> [DIRECTIONS] Your task is to copy the material exactly.

> [DATA PROVIDED]
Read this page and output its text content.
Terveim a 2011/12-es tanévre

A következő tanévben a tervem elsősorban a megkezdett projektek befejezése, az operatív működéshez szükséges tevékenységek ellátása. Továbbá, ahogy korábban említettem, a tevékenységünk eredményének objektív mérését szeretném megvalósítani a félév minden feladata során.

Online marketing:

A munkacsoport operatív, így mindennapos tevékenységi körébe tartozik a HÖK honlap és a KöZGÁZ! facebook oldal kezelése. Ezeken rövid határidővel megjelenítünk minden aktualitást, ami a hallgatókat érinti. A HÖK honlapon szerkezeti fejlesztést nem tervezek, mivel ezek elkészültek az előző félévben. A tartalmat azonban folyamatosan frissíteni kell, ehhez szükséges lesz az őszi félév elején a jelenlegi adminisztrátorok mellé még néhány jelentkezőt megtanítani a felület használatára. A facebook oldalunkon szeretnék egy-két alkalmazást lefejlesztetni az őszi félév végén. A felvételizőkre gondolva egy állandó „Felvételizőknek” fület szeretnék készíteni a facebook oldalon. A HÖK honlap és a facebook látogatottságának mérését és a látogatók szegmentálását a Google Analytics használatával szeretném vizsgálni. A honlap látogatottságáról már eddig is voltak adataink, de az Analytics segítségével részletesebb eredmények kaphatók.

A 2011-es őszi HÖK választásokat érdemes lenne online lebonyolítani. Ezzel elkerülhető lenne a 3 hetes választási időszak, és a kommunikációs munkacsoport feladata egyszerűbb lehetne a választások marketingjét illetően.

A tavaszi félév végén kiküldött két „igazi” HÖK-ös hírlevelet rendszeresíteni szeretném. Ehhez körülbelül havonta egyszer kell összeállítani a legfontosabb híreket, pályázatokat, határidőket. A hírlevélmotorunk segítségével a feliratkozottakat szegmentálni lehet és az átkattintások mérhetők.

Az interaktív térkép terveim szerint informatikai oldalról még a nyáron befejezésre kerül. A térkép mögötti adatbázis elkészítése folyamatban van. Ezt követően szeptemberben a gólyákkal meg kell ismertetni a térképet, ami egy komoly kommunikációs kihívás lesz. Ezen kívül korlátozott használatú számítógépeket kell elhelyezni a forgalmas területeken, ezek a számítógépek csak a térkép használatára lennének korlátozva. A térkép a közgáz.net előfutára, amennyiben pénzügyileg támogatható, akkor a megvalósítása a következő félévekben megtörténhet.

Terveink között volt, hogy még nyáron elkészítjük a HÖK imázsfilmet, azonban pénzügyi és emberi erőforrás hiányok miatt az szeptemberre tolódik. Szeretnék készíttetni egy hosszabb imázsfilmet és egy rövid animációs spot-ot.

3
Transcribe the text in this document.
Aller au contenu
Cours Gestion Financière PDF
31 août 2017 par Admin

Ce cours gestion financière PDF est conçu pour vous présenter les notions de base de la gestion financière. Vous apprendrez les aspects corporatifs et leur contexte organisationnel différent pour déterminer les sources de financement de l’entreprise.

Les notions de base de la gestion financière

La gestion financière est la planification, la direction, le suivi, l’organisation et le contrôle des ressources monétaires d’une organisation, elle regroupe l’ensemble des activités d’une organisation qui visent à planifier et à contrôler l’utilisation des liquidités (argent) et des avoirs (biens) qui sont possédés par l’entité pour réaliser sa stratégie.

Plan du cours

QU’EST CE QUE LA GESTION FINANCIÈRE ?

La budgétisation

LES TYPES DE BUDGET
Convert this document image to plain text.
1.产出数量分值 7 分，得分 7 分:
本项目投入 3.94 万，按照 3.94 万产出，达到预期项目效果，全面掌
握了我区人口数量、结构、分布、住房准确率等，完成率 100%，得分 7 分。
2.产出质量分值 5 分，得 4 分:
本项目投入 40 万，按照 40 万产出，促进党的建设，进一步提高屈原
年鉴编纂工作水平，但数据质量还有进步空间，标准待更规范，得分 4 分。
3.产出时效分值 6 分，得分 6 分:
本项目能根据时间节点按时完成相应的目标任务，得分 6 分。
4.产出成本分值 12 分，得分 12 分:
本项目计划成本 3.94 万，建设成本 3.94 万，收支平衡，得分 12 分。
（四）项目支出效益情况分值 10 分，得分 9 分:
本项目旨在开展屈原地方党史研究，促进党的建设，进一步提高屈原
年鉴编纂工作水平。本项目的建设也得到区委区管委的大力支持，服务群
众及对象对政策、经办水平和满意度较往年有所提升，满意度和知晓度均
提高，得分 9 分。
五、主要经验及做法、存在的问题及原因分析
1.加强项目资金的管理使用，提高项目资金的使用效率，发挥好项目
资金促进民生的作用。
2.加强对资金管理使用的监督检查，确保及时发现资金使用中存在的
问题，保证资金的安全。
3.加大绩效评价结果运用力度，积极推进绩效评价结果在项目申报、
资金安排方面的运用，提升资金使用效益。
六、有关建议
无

> [RESULT OF THIS TASK]
Read this page and output its text content.
Terveim a 2011/12-es tanévre

A következő tanévben a tervem elsősorban a megkezdett projektek befejezése, az operatív működéshez szükséges tevékenységek ellátása. Továbbá, ahogy korábban említettem, a tevékenységünk eredményének objektív mérését szeretném megvalósítani a félév minden feladata során.

Online marketing:

A munkacsoport operatív, így mindennapos tevékenységi körébe tartozik a HÖK honlap és a KöZGÁZ! facebook oldal kezelése. Ezeken rövid határidővel megjelenítünk minden aktualitást, ami a hallgatókat érinti. A HÖK honlapon szerkezeti fejlesztést nem tervezek, mivel ezek elkészültek az előző félévben. A tartalmat azonban folyamatosan frissíteni kell, ehhez szükséges lesz az őszi félév elején a jelenlegi adminisztrátorok mellé még néhány jelentkezőt megtanítani a felület használatára. A facebook oldalunkon szeretnék egy-két alkalmazást lefejlesztetni az őszi félév végén. A felvételizőkre gondolva egy állandó „Felvételizőknek” fület szeretnék készíteni a facebook oldalon. A HÖK honlap és a facebook látogatottságának mérését és a látogatók szegmentálását a Google Analytics használatával szeretném vizsgálni. A honlap látogatottságáról már eddig is voltak adataink, de az Analytics segítségével részletesebb eredmények kaphatók.

A 2011-es őszi HÖK választásokat érdemes lenne online lebonyolítani. Ezzel elkerülhető lenne a 3 hetes választási időszak, és a kommunikációs munkacsoport feladata egyszerűbb lehetne a választások marketingjét illetően.

A tavaszi félév végén kiküldött két „igazi” HÖK-ös hírlevelet rendszeresíteni szeretném. Ehhez körülbelül havonta egyszer kell összeállítani a legfontosabb híreket, pályázatokat, határidőket. A hírlevélmotorunk segítségével a feliratkozottakat szegmentálni lehet és az átkattintások mérhetők.

Az interaktív térkép terveim szerint informatikai oldalról még a nyáron befejezésre kerül. A térkép mögötti adatbázis elkészítése folyamatban van. Ezt követően szeptemberben a gólyákkal meg kell ismertetni a térképet, ami egy komoly kommunikációs kihívás lesz. Ezen kívül korlátozott használatú számítógépeket kell elhelyezni a forgalmas területeken, ezek a számítógépek csak a térkép használatára lennének korlátozva. A térkép a közgáz.net előfutára, amennyiben pénzügyileg támogatható, akkor a megvalósítása a következő félévekben megtörténhet.

Terveink között volt, hogy még nyáron elkészítjük a HÖK imázsfilmet, azonban pénzügyi és emberi erőforrás hiányok miatt az szeptemberre tolódik. Szeretnék készíttetni egy hosszabb imázsfilmet és egy rövid animációs spot-ot.

3
Transcribe the text in this document.
Aller au contenu
Cours Gestion Financière PDF
31 août 2017 par Admin

Ce cours gestion financière PDF est conçu pour vous présenter les notions de base de la gestion financière. Vous apprendrez les aspects corporatifs et leur contexte organisationnel différent pour déterminer les sources de financement de l’entreprise.

Les notions de base de la gestion financière

La gestion financière est la planification, la direction, le suivi, l’organisation et le contrôle des ressources monétaires d’une organisation, elle regroupe l’ensemble des activités d’une organisation qui visent à planifier et à contrôler l’utilisation des liquidités (argent) et des avoirs (biens) qui sont possédés par l’entité pour réaliser sa stratégie.

Plan du cours

QU’EST CE QUE LA GESTION FINANCIÈRE ?

La budgétisation

LES TYPES DE BUDGET
Convert this document image to plain text.
1.产出数量分值 7 分，得分 7 分:
本项目投入 3.94 万，按照 3.94 万产出，达到预期项目效果，全面掌
握了我区人口数量、结构、分布、住房准确率等，完成率 100%，得分 7 分。
2.产出质量分值 5 分，得 4 分:
本项目投入 40 万，按照 40 万产出，促进党的建设，进一步提高屈原
年鉴编纂工作水平，但数据质量还有进步空间，标准待更规范，得分 4 分。
3.产出时效分值 6 分，得分 6 分:
本项目能根据时间节点按时完成相应的目标任务，得分 6 分。
4.产出成本分值 12 分，得分 12 分:
本项目计划成本 3.94 万，建设成本 3.94 万，收支平衡，得分 12 分。
（四）项目支出效益情况分值 10 分，得分 9 分:
本项目旨在开展屈原地方党史研究，促进党的建设，进一步提高屈原
年鉴编纂工作水平。本项目的建设也得到区委区管委的大力支持，服务群
众及对象对政策、经办水平和满意度较往年有所提升，满意度和知晓度均
提高，得分 9 分。
五、主要经验及做法、存在的问题及原因分析
1.加强项目资金的管理使用，提高项目资金的使用效率，发挥好项目
资金促进民生的作用。
2.加强对资金管理使用的监督检查，确保及时发现资金使用中存在的
问题，保证资金的安全。
3.加大绩效评价结果运用力度，积极推进绩效评价结果在项目申报、
资金安排方面的运用，提升资金使用效益。
六、有关建议
无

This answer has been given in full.